- _WRITTEN REQUEST_: Output nothing but the lines from the line with "Read out every word on this page." through the end of the listing below, both ends included.

============

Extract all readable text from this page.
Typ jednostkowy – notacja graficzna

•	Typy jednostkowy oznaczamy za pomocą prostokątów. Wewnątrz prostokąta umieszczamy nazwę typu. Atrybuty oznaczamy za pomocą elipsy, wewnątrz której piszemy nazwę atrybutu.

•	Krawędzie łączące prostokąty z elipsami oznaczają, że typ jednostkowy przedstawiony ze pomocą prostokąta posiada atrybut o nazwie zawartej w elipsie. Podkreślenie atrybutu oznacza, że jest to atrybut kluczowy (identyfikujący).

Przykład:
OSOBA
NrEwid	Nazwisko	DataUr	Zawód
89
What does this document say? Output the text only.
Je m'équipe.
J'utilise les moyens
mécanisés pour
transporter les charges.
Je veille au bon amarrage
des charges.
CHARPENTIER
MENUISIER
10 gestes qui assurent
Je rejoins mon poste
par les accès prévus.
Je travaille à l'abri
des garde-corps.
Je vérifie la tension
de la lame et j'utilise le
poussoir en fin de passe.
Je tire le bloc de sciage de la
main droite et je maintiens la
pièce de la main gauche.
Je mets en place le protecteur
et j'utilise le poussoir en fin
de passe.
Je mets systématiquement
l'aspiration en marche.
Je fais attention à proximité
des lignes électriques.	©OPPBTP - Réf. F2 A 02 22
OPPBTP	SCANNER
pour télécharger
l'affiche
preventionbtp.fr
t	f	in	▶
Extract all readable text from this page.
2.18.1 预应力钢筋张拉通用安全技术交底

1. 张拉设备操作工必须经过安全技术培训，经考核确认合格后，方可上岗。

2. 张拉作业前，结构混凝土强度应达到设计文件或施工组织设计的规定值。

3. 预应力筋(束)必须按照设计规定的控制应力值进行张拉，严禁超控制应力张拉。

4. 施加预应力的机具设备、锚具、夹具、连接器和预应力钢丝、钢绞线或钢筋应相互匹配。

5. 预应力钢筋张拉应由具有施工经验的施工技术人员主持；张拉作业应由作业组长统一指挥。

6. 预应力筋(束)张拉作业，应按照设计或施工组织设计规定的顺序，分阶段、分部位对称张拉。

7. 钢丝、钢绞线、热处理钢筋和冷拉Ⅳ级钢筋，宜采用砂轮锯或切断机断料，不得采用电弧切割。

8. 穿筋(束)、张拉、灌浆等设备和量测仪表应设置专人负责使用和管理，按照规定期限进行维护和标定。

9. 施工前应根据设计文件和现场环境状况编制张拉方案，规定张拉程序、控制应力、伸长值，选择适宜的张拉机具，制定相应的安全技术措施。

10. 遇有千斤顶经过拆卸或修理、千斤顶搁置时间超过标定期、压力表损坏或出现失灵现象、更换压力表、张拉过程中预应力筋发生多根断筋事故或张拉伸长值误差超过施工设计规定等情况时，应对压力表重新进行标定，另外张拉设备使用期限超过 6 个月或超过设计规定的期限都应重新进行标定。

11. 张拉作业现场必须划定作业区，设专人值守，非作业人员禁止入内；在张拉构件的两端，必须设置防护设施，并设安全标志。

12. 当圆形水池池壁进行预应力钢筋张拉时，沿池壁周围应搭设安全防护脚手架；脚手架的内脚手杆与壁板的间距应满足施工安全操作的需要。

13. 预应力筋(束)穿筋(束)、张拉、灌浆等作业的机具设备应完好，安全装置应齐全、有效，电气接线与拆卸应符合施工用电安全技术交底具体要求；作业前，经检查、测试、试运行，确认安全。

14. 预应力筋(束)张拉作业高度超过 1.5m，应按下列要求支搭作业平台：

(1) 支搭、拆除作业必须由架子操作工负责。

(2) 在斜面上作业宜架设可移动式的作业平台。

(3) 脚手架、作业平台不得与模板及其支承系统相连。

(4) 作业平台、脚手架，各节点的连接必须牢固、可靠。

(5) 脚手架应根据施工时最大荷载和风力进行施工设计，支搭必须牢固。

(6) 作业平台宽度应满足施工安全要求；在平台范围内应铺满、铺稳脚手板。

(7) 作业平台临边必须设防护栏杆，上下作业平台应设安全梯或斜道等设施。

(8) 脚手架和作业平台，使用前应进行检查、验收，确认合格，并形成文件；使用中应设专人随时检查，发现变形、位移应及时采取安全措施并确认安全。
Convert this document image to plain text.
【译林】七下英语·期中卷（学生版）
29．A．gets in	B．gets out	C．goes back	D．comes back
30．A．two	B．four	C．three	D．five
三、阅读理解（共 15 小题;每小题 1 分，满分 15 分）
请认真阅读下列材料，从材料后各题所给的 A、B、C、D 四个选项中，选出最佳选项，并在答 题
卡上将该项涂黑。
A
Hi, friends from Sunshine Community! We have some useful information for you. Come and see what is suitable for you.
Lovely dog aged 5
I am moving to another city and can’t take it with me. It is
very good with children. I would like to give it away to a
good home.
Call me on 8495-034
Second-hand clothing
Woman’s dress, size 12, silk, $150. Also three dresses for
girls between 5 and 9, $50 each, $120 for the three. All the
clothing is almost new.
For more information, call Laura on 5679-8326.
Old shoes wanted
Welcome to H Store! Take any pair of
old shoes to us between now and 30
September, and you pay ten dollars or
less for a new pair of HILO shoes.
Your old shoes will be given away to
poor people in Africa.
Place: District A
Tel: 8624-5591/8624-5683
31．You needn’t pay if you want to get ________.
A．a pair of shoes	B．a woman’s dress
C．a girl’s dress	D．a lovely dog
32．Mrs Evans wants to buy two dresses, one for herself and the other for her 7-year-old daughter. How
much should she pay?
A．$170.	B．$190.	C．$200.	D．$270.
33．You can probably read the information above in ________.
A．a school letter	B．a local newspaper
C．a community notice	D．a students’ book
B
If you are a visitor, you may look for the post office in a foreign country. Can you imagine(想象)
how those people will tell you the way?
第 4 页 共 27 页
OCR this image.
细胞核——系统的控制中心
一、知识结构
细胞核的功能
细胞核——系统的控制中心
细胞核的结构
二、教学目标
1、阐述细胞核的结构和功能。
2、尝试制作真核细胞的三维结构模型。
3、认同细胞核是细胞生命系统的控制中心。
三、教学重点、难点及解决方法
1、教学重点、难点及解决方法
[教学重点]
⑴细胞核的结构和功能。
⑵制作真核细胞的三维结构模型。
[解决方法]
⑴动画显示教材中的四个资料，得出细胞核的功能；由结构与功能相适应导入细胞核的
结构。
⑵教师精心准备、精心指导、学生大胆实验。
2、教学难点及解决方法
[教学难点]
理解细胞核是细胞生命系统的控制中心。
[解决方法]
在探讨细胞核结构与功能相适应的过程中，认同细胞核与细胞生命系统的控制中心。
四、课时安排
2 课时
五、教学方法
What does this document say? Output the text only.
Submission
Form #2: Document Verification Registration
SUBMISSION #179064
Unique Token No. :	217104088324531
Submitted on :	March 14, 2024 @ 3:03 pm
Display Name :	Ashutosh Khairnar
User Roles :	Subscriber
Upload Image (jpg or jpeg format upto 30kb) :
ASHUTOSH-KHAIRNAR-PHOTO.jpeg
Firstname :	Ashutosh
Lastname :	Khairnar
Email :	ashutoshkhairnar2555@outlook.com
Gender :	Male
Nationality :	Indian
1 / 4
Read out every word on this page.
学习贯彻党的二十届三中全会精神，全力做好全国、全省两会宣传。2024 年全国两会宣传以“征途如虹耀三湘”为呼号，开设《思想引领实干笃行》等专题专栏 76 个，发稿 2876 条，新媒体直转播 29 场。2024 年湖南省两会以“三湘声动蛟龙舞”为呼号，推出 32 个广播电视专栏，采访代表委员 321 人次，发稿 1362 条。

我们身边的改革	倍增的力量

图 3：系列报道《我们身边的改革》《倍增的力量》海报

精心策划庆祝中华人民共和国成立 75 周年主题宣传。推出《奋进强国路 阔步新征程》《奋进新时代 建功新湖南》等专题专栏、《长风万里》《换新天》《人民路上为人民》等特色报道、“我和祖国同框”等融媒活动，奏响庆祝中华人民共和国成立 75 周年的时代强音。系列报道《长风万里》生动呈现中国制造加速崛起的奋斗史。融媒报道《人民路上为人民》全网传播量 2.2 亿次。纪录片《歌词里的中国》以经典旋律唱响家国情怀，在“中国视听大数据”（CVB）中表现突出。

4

============

- _RESPONSE_:
Read out every word on this page.
学习贯彻党的二十届三中全会精神，全力做好全国、全省两会宣传。2024 年全国两会宣传以“征途如虹耀三湘”为呼号，开设《思想引领实干笃行》等专题专栏 76 个，发稿 2876 条，新媒体直转播 29 场。2024 年湖南省两会以“三湘声动蛟龙舞”为呼号，推出 32 个广播电视专栏，采访代表委员 321 人次，发稿 1362 条。

我们身边的改革	倍增的力量

图 3：系列报道《我们身边的改革》《倍增的力量》海报

精心策划庆祝中华人民共和国成立 75 周年主题宣传。推出《奋进强国路 阔步新征程》《奋进新时代 建功新湖南》等专题专栏、《长风万里》《换新天》《人民路上为人民》等特色报道、“我和祖国同框”等融媒活动，奏响庆祝中华人民共和国成立 75 周年的时代强音。系列报道《长风万里》生动呈现中国制造加速崛起的奋斗史。融媒报道《人民路上为人民》全网传播量 2.2 亿次。纪录片《歌词里的中国》以经典旋律唱响家国情怀，在“中国视听大数据”（CVB）中表现突出。

4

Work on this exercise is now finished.